* _Job_
Find each line in the records below that contains the string "label", with case counting, and copy those lines.

* _Given data_
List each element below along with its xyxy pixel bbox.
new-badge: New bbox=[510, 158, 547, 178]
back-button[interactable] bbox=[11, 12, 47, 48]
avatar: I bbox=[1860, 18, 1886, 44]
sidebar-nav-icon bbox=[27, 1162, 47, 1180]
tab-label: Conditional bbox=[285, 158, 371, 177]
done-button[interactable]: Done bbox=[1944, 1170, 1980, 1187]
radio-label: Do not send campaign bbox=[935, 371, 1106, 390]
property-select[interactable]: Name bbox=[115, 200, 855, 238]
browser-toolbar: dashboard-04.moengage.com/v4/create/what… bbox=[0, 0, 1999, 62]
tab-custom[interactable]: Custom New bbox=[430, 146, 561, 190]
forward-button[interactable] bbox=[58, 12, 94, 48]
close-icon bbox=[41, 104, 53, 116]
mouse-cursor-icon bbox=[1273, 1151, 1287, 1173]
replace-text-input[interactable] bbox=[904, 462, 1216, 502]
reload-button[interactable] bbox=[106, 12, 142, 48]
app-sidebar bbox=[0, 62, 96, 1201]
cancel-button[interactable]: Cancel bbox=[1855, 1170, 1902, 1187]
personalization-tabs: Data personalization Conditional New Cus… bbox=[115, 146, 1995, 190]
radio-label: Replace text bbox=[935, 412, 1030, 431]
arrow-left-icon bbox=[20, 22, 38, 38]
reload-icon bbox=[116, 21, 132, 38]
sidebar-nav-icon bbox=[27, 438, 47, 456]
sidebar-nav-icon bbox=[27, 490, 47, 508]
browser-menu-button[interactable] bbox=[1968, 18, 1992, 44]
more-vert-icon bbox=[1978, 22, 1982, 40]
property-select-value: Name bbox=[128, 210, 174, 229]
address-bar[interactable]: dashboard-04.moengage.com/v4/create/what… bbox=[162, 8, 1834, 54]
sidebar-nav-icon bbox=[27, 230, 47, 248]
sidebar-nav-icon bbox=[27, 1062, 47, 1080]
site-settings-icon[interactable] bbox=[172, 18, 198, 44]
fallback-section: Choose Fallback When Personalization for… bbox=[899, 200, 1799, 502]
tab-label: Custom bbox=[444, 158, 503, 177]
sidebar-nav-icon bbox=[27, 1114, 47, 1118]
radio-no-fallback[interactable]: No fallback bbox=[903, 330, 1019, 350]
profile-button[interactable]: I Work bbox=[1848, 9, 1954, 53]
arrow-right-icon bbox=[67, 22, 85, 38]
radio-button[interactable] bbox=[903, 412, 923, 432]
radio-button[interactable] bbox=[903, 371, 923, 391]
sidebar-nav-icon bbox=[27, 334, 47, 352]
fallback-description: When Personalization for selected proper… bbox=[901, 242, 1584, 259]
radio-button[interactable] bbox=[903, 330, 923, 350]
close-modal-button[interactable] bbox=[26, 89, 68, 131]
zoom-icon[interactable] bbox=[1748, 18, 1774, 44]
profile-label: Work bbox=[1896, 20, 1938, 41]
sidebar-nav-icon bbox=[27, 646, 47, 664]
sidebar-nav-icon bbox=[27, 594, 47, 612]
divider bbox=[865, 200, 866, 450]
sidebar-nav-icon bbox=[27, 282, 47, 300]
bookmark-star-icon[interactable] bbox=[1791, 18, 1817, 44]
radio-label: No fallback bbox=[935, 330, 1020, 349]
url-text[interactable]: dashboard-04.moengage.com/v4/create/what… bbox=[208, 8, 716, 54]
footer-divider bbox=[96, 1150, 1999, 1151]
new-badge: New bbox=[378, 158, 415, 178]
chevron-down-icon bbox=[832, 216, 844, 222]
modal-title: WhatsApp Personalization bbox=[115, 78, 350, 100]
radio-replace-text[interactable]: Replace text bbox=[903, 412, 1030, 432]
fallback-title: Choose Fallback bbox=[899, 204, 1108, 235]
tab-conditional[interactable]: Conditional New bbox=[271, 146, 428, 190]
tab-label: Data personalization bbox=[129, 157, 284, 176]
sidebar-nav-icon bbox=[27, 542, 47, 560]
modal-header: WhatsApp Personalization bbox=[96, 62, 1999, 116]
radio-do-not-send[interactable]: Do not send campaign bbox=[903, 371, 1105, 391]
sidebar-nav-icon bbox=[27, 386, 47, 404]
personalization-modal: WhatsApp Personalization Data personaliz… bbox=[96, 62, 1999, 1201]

* _Task solution_
tab-label: Conditional bbox=[285, 158, 371, 177]
radio-label: Do not send campaign bbox=[935, 371, 1106, 390]
radio-label: Replace text bbox=[935, 412, 1030, 431]
tab-label: Custom bbox=[444, 158, 503, 177]
profile-label: Work bbox=[1896, 20, 1938, 41]
radio-label: No fallback bbox=[935, 330, 1020, 349]
tab-label: Data personalization bbox=[129, 157, 284, 176]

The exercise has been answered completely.